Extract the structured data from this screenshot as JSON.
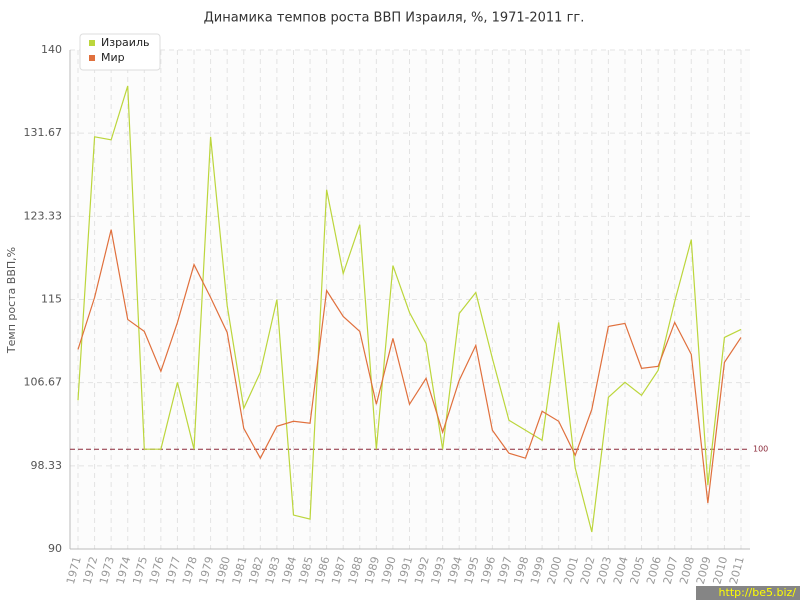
{
  "chart_data": {
    "type": "line",
    "title": "Динамика темпов роста ВВП Израиля, %, 1971-2011 гг.",
    "y_label": "Темп роста ВВП,%",
    "categories": [
      "1971",
      "1972",
      "1973",
      "1974",
      "1975",
      "1976",
      "1977",
      "1978",
      "1979",
      "1980",
      "1981",
      "1982",
      "1983",
      "1984",
      "1985",
      "1986",
      "1987",
      "1988",
      "1989",
      "1990",
      "1991",
      "1992",
      "1993",
      "1994",
      "1995",
      "1996",
      "1997",
      "1998",
      "1999",
      "2000",
      "2001",
      "2002",
      "2003",
      "2004",
      "2005",
      "2006",
      "2007",
      "2008",
      "2009",
      "2010",
      "2011"
    ],
    "series": [
      {
        "name": "Израиль",
        "color": "#bcd63c",
        "values": [
          104.9,
          131.3,
          131.0,
          136.4,
          100,
          100,
          106.7,
          100,
          131.3,
          114.4,
          104.1,
          107.7,
          115,
          93.4,
          93.0,
          126,
          117.6,
          122.5,
          100,
          118.4,
          113.7,
          110.6,
          100,
          113.6,
          115.7,
          109.1,
          102.9,
          101.9,
          100.9,
          112.7,
          98.1,
          91.7,
          105.2,
          106.7,
          105.4,
          107.9,
          114.8,
          121,
          96.4,
          111.2,
          112
        ]
      },
      {
        "name": "Мир",
        "color": "#e0703d",
        "values": [
          110,
          115.2,
          122,
          113,
          111.8,
          107.8,
          112.7,
          118.5,
          115.2,
          111.7,
          102.1,
          99.1,
          102.3,
          102.8,
          102.6,
          115.9,
          113.3,
          111.8,
          104.5,
          111.1,
          104.5,
          107.1,
          101.7,
          106.9,
          110.4,
          101.9,
          99.6,
          99.1,
          103.8,
          102.8,
          99.4,
          104,
          112.3,
          112.6,
          108.1,
          108.3,
          112.7,
          109.5,
          94.6,
          108.7,
          111.2
        ]
      }
    ],
    "ylim": [
      90,
      140
    ],
    "yticks": [
      90,
      98.33,
      106.67,
      115,
      123.33,
      131.67,
      140
    ],
    "grid": true,
    "legend": "top-left",
    "reference_line": {
      "value": 100,
      "label": "100",
      "color": "#8b2a3a"
    },
    "watermark": "http://be5.biz/"
  }
}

• _Problem requirements_
Find every line that has "color" in it, then return those lines.

• _Task answer_
        "color": "#bcd63c",
        "color": "#e0703d",
      "color": "#8b2a3a"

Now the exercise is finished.